Task to complete –
Copy each line below in which the word "user" occurs.

Task data –
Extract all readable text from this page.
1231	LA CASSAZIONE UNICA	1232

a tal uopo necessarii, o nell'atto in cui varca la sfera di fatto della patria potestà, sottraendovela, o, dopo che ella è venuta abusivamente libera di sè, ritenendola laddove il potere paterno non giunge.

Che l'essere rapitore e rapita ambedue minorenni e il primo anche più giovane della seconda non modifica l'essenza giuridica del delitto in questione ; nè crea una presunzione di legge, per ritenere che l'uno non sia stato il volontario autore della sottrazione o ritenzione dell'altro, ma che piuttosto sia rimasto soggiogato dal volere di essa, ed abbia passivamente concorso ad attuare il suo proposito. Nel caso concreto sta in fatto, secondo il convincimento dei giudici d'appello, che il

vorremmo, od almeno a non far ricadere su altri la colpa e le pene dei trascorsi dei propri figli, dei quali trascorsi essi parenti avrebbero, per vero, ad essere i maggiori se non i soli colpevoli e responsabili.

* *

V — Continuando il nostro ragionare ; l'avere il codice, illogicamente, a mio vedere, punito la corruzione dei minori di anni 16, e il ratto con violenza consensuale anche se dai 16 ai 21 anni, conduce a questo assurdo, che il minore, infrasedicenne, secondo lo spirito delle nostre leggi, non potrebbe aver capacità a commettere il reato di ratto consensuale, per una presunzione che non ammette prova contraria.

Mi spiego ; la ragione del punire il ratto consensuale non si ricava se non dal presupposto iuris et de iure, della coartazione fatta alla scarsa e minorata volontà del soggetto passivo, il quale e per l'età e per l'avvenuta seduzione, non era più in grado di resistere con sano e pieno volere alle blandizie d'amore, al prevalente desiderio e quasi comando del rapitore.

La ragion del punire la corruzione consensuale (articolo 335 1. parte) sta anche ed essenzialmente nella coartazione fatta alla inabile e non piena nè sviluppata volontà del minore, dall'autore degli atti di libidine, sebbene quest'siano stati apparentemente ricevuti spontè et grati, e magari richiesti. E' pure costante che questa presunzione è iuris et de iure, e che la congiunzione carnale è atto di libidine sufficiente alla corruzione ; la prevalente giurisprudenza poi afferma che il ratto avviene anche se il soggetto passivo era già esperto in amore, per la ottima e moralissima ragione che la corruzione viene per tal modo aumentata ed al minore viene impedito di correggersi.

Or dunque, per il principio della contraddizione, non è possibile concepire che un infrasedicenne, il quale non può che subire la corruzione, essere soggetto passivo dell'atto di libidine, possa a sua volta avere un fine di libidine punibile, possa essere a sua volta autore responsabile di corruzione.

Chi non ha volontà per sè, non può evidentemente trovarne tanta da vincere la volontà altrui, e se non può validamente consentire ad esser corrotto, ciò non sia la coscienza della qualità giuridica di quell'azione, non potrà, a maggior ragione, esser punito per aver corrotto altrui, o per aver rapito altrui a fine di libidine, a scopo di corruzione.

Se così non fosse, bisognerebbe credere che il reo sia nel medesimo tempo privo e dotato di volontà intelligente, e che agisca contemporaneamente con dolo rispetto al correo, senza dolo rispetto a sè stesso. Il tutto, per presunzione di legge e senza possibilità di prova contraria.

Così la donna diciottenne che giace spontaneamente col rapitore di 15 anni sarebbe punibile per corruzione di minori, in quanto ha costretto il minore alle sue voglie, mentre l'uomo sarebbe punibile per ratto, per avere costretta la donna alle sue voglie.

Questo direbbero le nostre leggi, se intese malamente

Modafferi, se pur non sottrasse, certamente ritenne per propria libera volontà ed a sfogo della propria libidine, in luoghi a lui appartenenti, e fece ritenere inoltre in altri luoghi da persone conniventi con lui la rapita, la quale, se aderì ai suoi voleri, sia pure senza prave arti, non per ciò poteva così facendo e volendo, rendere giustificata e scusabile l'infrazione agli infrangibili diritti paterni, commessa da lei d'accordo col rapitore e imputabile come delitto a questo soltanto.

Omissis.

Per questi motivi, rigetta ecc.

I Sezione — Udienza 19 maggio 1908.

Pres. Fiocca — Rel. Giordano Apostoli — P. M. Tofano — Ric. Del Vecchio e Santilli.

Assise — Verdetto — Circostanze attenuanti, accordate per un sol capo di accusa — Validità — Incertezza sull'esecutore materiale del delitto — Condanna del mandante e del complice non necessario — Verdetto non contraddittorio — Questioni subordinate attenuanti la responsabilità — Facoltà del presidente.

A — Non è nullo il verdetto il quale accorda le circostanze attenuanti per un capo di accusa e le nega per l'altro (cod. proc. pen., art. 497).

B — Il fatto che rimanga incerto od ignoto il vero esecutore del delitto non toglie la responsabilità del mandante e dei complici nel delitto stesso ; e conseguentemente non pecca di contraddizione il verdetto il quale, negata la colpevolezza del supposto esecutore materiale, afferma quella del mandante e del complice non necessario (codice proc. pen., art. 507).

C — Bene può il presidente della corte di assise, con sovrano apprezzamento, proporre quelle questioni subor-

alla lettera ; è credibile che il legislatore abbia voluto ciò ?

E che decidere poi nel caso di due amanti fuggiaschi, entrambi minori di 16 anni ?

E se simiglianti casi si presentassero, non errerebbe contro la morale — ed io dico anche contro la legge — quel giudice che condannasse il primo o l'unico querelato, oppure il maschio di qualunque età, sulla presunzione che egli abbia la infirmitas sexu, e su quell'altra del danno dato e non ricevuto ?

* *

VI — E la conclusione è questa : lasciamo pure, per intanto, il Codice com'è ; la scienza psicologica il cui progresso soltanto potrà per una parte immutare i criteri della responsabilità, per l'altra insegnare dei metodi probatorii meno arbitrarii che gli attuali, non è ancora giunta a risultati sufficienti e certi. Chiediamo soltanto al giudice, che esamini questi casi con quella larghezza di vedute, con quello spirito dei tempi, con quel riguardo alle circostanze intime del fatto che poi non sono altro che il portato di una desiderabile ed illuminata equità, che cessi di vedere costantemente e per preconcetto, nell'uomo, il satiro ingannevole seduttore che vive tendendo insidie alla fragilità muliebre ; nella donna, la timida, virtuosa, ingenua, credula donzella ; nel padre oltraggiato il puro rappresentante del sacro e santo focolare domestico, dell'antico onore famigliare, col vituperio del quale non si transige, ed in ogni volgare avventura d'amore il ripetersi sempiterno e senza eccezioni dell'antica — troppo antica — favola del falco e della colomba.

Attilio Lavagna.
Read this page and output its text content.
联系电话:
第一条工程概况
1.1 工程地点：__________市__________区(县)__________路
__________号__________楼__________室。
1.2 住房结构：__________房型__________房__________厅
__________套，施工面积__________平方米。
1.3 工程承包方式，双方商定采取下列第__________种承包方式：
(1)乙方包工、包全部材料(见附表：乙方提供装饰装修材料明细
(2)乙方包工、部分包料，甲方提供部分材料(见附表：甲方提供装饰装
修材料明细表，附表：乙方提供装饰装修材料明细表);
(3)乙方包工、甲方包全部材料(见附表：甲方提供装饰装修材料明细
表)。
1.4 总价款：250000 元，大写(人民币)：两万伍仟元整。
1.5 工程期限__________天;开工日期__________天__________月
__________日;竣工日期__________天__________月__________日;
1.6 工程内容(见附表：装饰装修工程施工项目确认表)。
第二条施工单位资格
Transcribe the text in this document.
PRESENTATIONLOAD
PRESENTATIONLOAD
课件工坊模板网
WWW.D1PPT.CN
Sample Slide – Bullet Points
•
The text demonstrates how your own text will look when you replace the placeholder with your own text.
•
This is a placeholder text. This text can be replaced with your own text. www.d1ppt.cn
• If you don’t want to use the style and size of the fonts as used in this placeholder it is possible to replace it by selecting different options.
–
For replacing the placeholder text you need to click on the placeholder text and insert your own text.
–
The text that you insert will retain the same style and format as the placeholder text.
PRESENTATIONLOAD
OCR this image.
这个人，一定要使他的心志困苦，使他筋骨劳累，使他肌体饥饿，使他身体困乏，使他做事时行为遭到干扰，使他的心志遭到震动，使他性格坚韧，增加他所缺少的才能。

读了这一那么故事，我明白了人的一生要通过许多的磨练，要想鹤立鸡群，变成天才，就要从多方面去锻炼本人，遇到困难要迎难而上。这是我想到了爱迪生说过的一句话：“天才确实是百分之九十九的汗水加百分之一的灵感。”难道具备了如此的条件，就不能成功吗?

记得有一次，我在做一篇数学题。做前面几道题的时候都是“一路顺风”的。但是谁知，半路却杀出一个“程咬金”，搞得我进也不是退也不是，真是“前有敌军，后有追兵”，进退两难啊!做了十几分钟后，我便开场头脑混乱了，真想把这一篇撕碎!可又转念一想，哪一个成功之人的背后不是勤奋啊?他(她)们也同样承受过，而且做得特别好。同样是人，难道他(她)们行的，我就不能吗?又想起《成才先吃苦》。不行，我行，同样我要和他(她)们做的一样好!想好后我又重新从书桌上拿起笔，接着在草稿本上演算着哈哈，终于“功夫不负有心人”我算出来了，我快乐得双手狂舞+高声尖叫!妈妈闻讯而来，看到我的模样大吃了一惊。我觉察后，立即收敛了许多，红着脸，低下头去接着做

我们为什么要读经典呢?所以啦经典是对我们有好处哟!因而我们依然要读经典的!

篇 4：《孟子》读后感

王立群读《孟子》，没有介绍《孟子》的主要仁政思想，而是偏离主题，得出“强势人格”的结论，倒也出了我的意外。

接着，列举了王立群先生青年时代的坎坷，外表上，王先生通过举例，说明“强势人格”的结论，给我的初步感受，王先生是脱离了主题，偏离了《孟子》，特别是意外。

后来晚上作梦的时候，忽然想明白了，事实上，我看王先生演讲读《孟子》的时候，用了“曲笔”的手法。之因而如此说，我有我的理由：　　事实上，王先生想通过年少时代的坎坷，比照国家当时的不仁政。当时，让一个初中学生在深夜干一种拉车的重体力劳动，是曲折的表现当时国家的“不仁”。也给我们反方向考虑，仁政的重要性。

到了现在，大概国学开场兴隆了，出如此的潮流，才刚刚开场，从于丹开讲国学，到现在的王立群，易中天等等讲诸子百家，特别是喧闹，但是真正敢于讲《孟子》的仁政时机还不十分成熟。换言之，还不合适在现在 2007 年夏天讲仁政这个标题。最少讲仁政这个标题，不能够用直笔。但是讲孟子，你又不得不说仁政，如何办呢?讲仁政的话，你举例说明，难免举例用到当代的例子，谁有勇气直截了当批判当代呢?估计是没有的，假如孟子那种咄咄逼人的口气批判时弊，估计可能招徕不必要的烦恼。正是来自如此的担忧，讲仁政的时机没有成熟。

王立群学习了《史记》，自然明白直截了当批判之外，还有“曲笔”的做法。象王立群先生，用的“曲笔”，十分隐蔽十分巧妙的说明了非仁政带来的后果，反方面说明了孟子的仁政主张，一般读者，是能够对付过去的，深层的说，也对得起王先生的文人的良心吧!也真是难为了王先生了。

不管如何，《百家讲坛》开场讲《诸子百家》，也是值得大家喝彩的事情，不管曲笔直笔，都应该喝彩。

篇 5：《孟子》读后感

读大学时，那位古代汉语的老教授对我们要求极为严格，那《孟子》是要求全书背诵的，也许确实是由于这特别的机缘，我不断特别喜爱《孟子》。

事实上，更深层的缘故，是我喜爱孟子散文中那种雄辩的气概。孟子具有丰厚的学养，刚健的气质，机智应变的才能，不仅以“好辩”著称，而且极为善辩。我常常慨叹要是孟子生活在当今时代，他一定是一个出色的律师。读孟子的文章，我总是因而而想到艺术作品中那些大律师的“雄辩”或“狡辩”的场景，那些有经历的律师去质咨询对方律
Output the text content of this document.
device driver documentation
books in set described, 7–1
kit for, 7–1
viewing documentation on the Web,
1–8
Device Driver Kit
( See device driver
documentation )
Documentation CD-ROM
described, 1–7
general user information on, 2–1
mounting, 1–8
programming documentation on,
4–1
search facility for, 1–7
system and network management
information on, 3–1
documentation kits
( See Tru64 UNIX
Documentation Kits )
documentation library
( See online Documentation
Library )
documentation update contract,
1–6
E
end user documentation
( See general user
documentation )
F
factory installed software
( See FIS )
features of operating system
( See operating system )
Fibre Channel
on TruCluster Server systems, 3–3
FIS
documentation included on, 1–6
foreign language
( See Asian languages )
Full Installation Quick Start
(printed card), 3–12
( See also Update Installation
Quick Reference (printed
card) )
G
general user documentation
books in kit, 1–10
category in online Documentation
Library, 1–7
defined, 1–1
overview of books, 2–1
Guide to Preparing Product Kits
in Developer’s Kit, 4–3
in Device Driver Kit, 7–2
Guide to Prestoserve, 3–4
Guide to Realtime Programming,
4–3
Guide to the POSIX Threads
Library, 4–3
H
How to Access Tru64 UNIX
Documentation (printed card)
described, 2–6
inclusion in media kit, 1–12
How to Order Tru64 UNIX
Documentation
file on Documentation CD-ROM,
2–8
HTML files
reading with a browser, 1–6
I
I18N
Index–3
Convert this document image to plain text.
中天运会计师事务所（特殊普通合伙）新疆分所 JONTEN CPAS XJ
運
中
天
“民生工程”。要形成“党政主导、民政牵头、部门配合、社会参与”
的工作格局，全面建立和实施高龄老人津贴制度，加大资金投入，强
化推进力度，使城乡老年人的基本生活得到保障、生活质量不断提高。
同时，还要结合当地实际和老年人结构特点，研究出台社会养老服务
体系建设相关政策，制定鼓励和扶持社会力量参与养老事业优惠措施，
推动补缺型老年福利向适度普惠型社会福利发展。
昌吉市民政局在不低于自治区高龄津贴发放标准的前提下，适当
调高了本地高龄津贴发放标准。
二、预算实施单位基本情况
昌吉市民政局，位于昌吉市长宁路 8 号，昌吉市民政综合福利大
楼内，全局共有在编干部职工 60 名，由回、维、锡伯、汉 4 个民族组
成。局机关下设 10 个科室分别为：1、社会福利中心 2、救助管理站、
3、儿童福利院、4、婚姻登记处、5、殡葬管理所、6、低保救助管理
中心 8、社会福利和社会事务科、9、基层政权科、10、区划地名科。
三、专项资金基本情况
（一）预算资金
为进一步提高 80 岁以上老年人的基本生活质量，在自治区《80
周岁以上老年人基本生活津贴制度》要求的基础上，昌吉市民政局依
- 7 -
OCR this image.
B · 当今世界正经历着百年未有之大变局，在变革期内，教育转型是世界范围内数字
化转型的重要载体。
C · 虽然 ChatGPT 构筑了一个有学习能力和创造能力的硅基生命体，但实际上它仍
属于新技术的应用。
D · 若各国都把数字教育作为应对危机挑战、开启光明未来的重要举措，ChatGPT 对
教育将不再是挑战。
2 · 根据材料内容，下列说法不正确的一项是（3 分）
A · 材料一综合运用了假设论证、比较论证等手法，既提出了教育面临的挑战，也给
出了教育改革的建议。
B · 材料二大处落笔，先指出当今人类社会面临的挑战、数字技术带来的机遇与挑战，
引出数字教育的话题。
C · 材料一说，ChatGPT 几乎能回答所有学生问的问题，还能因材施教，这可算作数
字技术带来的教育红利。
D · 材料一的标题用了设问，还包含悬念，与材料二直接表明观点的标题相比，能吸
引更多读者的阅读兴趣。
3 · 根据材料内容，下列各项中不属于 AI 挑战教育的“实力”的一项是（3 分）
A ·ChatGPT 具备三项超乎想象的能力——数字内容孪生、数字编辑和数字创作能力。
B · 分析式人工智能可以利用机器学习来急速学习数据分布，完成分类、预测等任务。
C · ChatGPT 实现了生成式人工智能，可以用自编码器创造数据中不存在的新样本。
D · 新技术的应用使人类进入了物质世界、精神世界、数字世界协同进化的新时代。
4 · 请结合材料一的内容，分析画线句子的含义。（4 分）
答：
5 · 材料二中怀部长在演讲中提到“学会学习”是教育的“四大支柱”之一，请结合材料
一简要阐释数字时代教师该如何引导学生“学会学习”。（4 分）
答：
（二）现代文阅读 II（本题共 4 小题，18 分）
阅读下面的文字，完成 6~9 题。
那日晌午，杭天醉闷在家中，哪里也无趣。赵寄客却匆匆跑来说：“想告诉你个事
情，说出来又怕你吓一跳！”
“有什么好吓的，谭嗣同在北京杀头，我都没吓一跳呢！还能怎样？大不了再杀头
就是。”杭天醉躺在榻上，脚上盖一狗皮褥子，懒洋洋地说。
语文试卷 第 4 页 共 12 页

Answer to this task –
general user information on, 2–1
end user documentation
( See general user
general user documentation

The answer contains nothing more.